» **Given exercise**: The required output is the exact sequence of lines from the line holding "Extract all readable text from this page." to the end of the records, inclusive.

— Start —

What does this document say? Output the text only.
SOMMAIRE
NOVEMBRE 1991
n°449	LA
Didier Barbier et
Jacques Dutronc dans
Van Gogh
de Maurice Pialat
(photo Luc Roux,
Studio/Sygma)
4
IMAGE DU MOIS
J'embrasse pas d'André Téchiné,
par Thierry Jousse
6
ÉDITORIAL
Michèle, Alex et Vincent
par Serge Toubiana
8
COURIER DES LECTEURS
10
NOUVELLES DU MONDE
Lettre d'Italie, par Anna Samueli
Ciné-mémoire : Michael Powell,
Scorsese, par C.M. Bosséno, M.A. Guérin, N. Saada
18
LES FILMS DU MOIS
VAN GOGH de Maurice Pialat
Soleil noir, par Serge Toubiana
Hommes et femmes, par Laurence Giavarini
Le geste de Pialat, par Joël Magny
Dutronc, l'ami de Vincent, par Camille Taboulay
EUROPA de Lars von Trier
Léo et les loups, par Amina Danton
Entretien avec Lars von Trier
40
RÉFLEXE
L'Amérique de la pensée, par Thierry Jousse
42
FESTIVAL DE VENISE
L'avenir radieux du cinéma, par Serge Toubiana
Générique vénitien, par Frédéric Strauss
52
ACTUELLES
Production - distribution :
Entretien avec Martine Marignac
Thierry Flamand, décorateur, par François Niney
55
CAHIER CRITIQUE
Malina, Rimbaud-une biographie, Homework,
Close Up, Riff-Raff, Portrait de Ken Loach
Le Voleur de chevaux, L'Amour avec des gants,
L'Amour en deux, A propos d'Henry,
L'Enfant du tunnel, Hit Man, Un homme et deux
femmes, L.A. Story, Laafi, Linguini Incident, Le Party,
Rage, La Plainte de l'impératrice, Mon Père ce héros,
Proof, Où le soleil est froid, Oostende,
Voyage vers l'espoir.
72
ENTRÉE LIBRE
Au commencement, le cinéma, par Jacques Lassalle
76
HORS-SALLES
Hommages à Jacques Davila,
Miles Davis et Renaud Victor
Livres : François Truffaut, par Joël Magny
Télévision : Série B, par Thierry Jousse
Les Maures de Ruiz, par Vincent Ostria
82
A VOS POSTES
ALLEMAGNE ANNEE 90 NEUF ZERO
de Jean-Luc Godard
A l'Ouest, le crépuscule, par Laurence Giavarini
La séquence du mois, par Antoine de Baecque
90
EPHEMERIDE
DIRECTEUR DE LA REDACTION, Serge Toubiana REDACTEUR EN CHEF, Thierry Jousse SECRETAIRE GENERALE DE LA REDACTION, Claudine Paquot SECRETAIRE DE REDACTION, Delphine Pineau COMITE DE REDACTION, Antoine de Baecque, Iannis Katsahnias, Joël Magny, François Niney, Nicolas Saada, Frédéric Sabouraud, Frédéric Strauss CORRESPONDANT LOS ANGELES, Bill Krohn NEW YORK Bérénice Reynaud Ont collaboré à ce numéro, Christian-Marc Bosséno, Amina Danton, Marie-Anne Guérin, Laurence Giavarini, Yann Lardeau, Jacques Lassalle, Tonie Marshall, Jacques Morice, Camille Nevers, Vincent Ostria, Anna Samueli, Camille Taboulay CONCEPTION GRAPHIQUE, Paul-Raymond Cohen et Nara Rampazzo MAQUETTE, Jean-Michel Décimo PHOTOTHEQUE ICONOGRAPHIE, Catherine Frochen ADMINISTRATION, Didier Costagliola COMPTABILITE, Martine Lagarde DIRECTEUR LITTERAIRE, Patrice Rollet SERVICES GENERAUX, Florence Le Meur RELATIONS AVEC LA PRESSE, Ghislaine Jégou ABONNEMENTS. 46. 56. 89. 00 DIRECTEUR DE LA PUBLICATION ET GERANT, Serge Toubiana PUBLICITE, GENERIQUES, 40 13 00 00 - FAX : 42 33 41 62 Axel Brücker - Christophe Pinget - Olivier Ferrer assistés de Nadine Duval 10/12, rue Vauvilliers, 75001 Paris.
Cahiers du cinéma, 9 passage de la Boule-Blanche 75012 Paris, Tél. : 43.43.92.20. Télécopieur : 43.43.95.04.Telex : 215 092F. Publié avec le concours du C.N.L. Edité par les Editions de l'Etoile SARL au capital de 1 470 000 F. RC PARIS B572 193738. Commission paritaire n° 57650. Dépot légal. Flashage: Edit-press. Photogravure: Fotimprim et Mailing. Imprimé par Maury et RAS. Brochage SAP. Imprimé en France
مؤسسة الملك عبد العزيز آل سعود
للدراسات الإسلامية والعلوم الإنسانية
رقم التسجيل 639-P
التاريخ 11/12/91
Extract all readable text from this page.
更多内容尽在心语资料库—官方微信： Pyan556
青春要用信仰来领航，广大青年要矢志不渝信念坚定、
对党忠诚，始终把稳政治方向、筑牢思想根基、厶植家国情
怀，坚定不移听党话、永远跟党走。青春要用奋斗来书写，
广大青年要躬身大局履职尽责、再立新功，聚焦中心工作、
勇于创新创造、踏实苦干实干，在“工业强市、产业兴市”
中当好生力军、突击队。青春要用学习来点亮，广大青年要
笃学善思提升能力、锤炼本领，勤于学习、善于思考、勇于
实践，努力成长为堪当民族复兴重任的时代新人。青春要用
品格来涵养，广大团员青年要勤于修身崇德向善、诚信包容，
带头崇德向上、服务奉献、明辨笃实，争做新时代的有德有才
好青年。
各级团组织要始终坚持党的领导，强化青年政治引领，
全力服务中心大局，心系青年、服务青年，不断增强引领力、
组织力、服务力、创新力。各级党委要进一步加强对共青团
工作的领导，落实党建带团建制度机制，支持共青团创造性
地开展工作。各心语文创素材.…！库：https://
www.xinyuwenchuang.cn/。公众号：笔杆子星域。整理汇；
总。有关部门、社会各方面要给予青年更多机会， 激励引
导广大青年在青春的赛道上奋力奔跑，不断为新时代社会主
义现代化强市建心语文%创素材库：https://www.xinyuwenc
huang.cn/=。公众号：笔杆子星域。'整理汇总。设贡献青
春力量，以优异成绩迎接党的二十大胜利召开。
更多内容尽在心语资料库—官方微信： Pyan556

— End —

» **Exercise output**:
Extract all readable text from this page.
更多内容尽在心语资料库—官方微信： Pyan556
青春要用信仰来领航，广大青年要矢志不渝信念坚定、
对党忠诚，始终把稳政治方向、筑牢思想根基、厶植家国情
怀，坚定不移听党话、永远跟党走。青春要用奋斗来书写，
广大青年要躬身大局履职尽责、再立新功，聚焦中心工作、
勇于创新创造、踏实苦干实干，在“工业强市、产业兴市”
中当好生力军、突击队。青春要用学习来点亮，广大青年要
笃学善思提升能力、锤炼本领，勤于学习、善于思考、勇于
实践，努力成长为堪当民族复兴重任的时代新人。青春要用
品格来涵养，广大团员青年要勤于修身崇德向善、诚信包容，
带头崇德向上、服务奉献、明辨笃实，争做新时代的有德有才
好青年。
各级团组织要始终坚持党的领导，强化青年政治引领，
全力服务中心大局，心系青年、服务青年，不断增强引领力、
组织力、服务力、创新力。各级党委要进一步加强对共青团
工作的领导，落实党建带团建制度机制，支持共青团创造性
地开展工作。各心语文创素材.…！库：https://
www.xinyuwenchuang.cn/。公众号：笔杆子星域。整理汇；
总。有关部门、社会各方面要给予青年更多机会， 激励引
导广大青年在青春的赛道上奋力奔跑，不断为新时代社会主
义现代化强市建心语文%创素材库：https://www.xinyuwenc
huang.cn/=。公众号：笔杆子星域。'整理汇总。设贡献青
春力量，以优异成绩迎接党的二十大胜利召开。
更多内容尽在心语资料库—官方微信： Pyan556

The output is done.